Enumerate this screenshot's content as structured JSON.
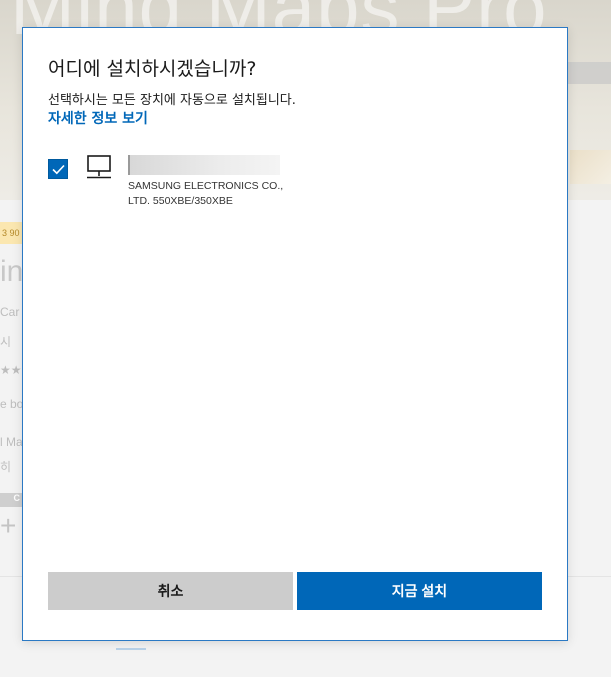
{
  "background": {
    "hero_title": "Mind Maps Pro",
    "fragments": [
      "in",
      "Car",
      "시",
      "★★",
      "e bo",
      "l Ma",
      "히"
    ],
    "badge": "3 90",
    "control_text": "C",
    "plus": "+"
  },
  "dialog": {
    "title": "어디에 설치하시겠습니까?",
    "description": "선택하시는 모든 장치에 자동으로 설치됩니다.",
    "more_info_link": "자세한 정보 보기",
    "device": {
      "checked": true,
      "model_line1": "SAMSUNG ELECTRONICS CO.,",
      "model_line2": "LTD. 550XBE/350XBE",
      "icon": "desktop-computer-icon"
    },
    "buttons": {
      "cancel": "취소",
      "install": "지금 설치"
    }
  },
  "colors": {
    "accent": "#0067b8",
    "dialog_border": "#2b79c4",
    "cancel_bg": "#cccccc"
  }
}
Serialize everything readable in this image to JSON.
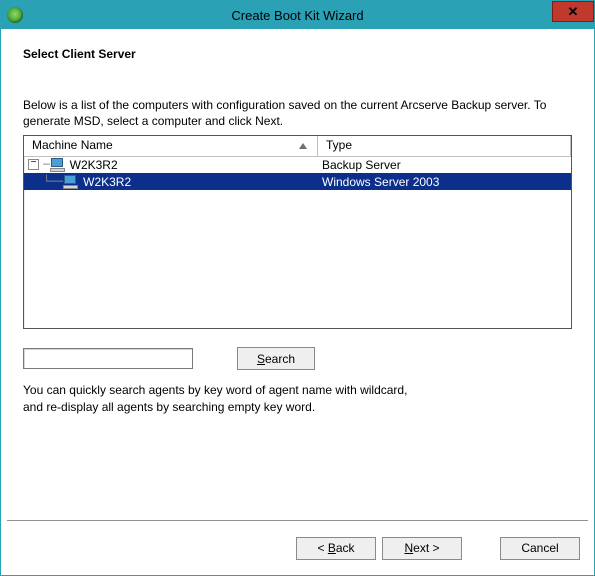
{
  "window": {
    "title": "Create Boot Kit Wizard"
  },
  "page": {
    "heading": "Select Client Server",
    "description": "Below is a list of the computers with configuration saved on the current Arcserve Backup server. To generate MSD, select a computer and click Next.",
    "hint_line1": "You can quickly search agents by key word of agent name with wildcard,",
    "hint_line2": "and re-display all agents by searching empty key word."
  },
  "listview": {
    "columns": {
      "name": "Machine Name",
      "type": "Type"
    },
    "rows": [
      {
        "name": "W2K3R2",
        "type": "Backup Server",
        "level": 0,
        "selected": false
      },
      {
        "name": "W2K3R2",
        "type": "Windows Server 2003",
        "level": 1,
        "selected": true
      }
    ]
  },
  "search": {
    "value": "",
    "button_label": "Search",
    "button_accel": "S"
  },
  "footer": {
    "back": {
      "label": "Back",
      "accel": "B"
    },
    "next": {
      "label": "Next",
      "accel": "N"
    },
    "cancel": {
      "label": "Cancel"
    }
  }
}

┄┄┄┄┄┄┄┄┄┄┄┄┄┄┄┄┄┄┄┄

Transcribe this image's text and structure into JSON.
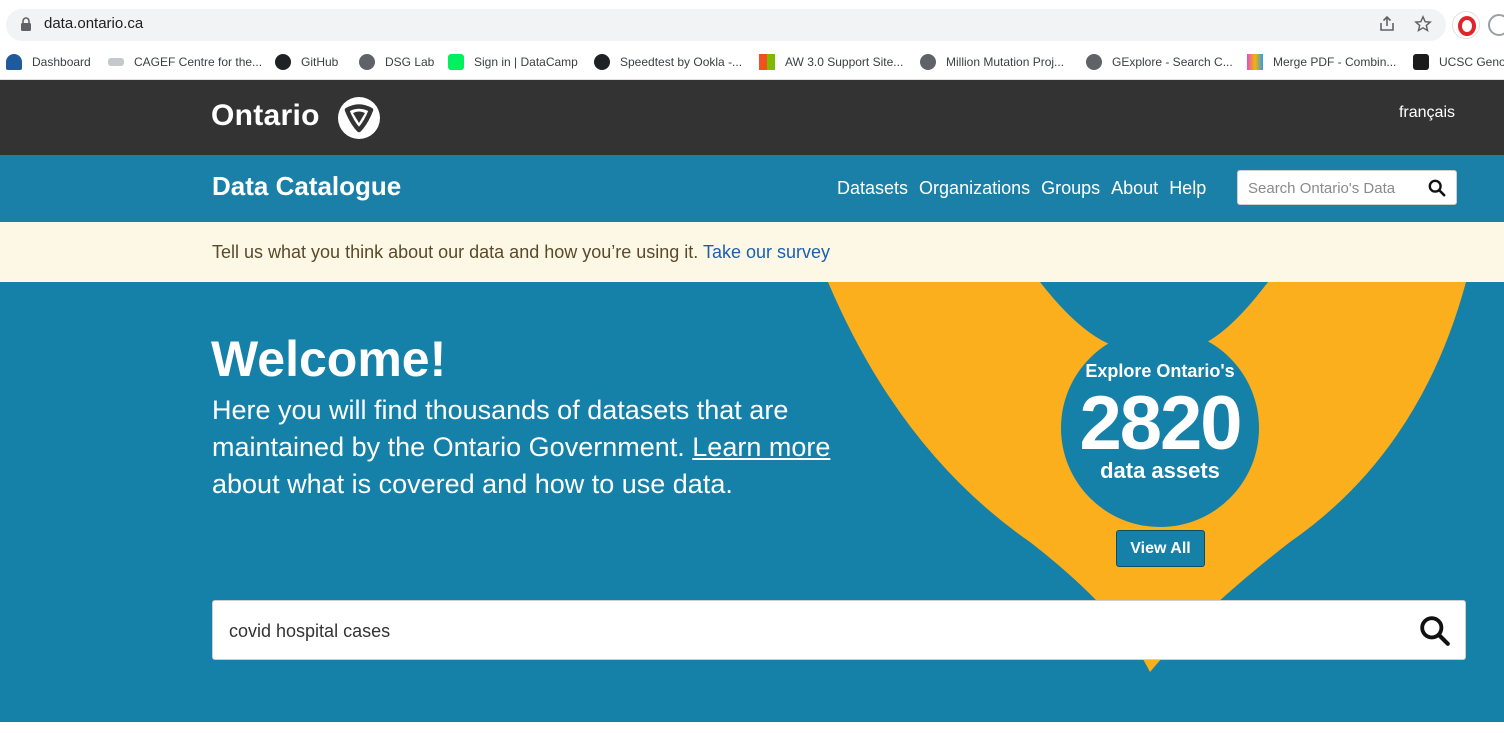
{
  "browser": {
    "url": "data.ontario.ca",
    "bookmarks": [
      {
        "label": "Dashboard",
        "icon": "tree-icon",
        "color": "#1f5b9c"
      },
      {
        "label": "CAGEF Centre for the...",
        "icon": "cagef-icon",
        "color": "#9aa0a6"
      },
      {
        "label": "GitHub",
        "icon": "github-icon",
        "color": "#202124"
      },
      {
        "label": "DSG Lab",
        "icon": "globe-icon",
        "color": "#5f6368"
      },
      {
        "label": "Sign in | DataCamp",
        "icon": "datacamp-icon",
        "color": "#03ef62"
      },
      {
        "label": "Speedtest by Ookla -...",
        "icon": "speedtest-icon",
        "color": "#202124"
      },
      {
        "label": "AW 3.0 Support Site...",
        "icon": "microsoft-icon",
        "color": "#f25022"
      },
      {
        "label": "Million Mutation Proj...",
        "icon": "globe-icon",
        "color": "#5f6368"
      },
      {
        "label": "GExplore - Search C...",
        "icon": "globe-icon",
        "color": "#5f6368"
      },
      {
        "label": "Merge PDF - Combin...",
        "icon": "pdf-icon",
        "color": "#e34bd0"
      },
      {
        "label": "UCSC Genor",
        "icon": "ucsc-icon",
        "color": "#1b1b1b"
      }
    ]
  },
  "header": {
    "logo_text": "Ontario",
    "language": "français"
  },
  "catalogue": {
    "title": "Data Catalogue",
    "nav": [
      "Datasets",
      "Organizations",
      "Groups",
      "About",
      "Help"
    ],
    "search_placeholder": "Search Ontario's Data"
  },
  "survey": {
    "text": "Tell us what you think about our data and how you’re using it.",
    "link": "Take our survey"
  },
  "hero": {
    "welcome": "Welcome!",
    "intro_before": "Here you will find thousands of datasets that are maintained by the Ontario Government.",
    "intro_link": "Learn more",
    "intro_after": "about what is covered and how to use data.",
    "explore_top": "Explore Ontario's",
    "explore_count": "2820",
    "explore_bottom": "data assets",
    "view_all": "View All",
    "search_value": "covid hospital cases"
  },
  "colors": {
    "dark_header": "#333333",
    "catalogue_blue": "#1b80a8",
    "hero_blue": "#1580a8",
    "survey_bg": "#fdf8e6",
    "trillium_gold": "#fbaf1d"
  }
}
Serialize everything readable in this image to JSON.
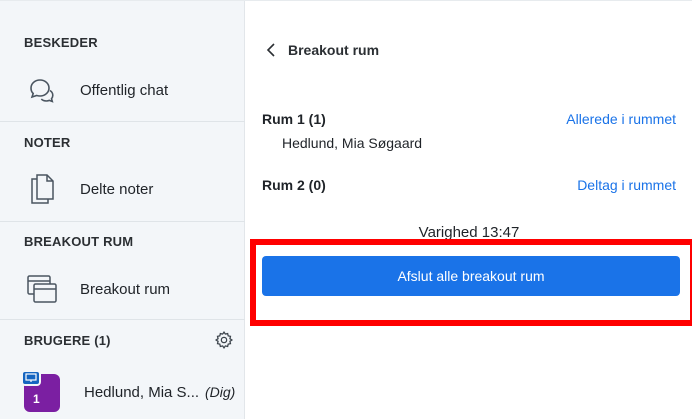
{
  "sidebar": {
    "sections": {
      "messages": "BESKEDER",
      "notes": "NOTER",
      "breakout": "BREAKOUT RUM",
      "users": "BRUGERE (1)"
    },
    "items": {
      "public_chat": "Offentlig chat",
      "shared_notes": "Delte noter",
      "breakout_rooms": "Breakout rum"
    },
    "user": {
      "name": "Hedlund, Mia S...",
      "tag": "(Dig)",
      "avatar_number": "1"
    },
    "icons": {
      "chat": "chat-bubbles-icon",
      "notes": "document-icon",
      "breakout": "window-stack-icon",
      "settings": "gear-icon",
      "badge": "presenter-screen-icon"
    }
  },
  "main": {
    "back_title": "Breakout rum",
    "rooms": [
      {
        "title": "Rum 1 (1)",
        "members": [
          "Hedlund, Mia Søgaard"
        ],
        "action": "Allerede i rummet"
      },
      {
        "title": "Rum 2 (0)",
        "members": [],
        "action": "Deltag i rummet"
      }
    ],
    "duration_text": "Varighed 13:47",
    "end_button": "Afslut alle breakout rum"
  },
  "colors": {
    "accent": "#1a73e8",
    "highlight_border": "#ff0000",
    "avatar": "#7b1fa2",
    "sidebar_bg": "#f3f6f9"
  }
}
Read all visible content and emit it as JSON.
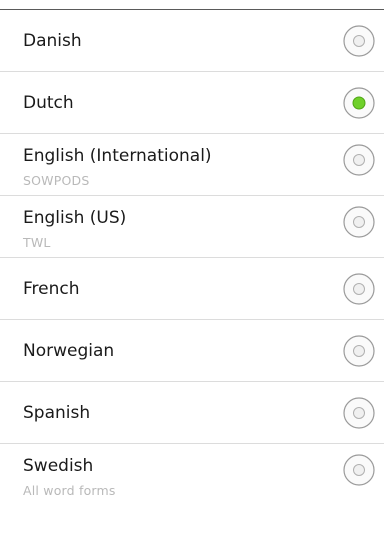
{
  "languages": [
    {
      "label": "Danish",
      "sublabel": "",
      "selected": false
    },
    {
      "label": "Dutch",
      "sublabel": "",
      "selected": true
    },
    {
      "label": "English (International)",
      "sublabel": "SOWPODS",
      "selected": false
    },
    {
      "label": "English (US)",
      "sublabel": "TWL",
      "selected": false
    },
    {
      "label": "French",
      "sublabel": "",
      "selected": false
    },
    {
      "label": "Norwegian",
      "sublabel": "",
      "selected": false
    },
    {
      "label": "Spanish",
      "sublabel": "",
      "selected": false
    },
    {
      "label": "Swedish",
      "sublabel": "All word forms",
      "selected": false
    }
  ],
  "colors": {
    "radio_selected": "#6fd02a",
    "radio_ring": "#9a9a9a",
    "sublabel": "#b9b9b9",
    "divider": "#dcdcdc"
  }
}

┄┄┄┄┄┄┄┄┄┄┄┄┄┄┄┄┄┄┄┄

▶ **What is required**: What is the number of lines above that contain the string "action"? Answer with the number alone.

▶ **Output for this exercise**: 2